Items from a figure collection
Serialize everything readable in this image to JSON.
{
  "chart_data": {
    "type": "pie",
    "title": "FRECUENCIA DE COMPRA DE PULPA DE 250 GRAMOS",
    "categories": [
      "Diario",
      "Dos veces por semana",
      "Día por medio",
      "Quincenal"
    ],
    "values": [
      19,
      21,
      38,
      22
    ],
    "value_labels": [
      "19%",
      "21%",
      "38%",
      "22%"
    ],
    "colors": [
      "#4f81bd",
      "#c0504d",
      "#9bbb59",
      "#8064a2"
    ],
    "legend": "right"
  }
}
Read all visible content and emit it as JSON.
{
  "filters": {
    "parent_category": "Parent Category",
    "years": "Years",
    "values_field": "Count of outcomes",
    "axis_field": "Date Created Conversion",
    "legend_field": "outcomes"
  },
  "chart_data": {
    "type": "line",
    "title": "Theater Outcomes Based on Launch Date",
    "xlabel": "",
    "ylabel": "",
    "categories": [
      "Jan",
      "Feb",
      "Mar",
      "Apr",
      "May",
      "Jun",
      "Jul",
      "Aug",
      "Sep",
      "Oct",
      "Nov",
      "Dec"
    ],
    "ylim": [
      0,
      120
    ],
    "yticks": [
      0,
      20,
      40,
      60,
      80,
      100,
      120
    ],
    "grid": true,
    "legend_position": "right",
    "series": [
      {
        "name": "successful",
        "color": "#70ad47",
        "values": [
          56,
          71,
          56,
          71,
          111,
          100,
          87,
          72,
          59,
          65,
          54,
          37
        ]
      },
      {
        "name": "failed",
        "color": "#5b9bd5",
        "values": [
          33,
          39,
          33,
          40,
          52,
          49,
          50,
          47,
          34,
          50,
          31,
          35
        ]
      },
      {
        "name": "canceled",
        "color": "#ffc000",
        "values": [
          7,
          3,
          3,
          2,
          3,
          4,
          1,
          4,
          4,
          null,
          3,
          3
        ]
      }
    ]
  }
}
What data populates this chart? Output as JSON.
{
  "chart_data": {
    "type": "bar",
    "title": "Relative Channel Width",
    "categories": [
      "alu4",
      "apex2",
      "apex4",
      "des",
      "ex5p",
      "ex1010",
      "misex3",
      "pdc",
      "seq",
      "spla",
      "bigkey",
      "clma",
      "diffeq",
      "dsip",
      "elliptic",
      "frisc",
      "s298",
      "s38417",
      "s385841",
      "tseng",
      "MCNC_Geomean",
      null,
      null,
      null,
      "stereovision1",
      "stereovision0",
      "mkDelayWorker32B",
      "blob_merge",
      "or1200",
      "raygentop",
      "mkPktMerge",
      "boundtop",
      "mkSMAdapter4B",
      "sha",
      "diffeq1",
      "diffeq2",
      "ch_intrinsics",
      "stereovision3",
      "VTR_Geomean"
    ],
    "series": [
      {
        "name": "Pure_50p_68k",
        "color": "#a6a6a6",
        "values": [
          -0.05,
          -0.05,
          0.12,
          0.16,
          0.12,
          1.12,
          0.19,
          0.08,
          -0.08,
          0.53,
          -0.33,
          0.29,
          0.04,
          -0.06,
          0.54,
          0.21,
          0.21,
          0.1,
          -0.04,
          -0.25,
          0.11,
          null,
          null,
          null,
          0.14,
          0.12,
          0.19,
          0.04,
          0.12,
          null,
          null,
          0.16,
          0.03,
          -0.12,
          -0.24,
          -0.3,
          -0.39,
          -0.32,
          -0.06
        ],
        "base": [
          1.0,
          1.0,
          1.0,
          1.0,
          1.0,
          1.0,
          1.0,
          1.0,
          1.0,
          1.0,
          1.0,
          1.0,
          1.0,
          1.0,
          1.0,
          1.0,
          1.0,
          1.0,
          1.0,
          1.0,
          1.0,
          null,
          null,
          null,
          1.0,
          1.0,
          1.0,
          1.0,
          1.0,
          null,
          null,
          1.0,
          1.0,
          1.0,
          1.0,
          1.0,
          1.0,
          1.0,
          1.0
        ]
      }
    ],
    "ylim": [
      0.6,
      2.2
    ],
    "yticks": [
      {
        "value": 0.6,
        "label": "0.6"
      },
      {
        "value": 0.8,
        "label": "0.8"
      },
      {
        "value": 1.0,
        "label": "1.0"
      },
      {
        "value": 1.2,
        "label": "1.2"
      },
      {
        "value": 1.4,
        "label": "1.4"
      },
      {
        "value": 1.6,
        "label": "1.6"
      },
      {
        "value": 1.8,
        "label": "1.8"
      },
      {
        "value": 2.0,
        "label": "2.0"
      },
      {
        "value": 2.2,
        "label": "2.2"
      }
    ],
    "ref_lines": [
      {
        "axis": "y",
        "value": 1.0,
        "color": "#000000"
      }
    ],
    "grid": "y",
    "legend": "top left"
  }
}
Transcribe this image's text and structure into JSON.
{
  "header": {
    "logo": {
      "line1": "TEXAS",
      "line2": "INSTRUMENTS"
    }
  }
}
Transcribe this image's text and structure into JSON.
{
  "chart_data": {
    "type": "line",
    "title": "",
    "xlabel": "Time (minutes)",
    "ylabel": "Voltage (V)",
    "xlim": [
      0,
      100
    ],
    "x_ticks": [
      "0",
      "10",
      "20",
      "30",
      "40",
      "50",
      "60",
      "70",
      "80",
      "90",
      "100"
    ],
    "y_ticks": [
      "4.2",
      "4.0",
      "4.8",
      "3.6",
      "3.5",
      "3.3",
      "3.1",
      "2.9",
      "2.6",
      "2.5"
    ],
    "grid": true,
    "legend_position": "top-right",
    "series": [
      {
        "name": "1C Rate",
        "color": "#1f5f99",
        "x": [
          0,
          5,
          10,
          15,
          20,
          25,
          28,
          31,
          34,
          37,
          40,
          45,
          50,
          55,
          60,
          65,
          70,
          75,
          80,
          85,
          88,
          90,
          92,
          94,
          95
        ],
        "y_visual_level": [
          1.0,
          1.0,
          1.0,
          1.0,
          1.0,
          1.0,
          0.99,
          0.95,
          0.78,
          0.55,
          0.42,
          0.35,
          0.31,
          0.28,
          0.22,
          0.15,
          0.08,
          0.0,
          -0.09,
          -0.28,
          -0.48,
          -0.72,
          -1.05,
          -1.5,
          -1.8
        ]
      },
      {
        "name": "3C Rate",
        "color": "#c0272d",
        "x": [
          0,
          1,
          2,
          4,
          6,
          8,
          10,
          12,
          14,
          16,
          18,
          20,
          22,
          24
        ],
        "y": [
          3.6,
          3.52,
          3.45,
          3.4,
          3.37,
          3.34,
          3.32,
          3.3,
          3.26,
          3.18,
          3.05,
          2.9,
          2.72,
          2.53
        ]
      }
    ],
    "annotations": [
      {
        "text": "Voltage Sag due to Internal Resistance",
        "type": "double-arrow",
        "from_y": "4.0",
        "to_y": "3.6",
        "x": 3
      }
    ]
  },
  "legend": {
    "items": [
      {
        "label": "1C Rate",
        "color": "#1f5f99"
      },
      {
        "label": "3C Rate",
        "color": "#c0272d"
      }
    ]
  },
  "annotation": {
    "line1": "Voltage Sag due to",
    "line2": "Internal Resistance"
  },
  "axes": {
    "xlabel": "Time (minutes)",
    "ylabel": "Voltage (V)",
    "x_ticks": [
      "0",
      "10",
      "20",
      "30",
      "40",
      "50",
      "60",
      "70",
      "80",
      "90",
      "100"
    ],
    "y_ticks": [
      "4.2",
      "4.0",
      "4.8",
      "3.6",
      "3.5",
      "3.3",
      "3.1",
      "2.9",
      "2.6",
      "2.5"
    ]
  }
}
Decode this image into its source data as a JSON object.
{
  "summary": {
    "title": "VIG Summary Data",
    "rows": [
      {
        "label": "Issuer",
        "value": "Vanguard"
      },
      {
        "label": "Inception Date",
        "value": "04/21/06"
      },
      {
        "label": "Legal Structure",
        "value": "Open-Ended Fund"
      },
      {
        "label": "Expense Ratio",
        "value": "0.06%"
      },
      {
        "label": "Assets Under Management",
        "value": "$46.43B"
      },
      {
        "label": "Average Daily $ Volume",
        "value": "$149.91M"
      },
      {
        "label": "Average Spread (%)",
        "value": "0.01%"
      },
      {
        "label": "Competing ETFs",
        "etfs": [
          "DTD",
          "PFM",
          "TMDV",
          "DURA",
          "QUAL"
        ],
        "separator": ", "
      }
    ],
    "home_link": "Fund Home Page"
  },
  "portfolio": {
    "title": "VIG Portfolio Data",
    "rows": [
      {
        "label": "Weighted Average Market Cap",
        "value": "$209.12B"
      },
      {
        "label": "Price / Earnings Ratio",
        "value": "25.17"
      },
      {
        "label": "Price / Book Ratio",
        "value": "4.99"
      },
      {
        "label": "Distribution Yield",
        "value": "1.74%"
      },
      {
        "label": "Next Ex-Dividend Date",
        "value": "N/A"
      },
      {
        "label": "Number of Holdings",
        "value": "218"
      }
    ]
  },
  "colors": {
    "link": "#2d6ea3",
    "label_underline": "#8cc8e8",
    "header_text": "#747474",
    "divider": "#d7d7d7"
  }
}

• EXERCISE GOAL
From the records, copy every line that has the string "type" in it.

• RESULT BELOW
    "type": "pie",
    "type": "line",
    "type": "bar",
    "type": "line",
        "type": "double-arrow",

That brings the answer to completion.